• TASK GOAL
Pull each line holding "this" out of the entries below.
##### AVAILABLE DATA
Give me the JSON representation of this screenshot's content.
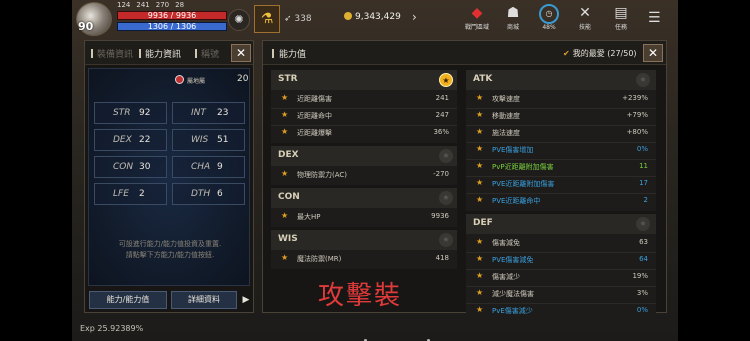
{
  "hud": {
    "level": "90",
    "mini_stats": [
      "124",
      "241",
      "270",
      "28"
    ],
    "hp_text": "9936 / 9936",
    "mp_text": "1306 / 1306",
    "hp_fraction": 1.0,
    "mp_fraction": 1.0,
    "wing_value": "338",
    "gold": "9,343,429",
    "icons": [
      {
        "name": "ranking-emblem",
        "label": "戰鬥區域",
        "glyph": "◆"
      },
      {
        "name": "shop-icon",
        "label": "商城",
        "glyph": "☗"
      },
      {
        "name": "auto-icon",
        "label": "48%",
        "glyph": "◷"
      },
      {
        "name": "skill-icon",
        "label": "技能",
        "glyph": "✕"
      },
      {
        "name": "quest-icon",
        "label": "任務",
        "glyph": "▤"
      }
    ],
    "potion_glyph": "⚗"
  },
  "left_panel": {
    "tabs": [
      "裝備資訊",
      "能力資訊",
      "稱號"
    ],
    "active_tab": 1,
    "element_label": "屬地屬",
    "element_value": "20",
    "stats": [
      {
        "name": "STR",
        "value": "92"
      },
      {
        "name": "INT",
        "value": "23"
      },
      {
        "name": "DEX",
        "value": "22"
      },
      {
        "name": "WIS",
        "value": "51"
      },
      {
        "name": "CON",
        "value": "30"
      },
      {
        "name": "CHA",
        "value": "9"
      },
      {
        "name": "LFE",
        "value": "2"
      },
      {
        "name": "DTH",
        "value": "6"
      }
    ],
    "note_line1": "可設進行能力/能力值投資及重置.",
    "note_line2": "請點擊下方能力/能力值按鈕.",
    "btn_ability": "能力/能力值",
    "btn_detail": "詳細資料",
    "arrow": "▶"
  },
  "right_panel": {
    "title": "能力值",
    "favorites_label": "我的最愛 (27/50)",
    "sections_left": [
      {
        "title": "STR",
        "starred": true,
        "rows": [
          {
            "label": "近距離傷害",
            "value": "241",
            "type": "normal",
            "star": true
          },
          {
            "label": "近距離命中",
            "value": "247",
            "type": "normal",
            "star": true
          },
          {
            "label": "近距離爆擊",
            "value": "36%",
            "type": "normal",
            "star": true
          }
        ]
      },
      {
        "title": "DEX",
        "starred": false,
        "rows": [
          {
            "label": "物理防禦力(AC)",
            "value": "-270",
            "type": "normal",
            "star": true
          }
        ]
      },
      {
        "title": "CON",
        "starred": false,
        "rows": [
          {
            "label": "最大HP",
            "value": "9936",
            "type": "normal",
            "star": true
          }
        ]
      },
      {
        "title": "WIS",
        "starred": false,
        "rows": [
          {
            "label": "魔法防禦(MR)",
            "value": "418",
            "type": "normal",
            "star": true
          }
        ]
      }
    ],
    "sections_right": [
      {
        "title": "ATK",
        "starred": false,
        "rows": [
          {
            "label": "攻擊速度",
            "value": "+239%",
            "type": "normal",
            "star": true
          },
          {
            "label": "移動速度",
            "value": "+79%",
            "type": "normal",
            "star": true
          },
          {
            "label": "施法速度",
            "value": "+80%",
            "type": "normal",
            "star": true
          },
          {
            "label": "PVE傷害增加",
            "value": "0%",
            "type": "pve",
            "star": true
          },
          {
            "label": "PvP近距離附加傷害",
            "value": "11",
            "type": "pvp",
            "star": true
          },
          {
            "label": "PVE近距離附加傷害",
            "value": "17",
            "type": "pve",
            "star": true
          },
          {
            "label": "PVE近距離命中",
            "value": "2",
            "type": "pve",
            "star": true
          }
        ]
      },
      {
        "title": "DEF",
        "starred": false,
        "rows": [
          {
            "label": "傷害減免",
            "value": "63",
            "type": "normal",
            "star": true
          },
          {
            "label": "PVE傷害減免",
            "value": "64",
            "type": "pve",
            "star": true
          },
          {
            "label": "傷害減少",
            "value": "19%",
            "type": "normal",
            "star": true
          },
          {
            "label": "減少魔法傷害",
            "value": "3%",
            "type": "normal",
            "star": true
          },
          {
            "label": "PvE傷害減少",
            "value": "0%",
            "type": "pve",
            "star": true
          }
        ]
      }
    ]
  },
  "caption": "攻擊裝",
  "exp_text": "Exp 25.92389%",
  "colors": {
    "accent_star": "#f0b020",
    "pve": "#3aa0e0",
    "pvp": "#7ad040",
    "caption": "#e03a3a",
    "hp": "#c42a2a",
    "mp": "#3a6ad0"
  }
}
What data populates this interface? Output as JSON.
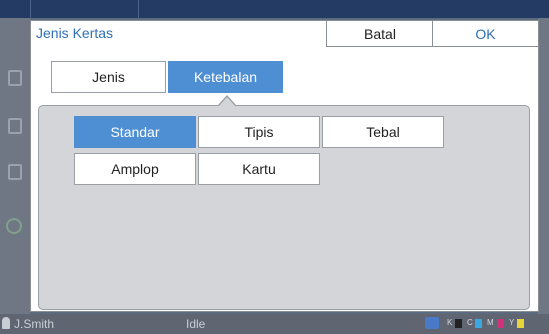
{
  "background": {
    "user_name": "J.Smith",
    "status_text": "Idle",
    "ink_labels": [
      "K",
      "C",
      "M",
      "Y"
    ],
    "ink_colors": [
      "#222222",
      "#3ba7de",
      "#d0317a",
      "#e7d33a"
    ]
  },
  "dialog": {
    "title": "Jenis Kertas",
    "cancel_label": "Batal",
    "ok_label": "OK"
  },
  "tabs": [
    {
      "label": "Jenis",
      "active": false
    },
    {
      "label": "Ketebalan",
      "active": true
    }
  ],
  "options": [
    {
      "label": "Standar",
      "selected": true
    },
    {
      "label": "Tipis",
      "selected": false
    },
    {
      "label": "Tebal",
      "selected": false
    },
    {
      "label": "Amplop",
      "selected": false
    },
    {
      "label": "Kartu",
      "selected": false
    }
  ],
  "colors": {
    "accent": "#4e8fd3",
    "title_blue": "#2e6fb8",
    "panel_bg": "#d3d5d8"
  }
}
##########
• WRITTEN REPLY
Give me the JSON representation of this screenshot's content.
What data populates this interface? Output as JSON.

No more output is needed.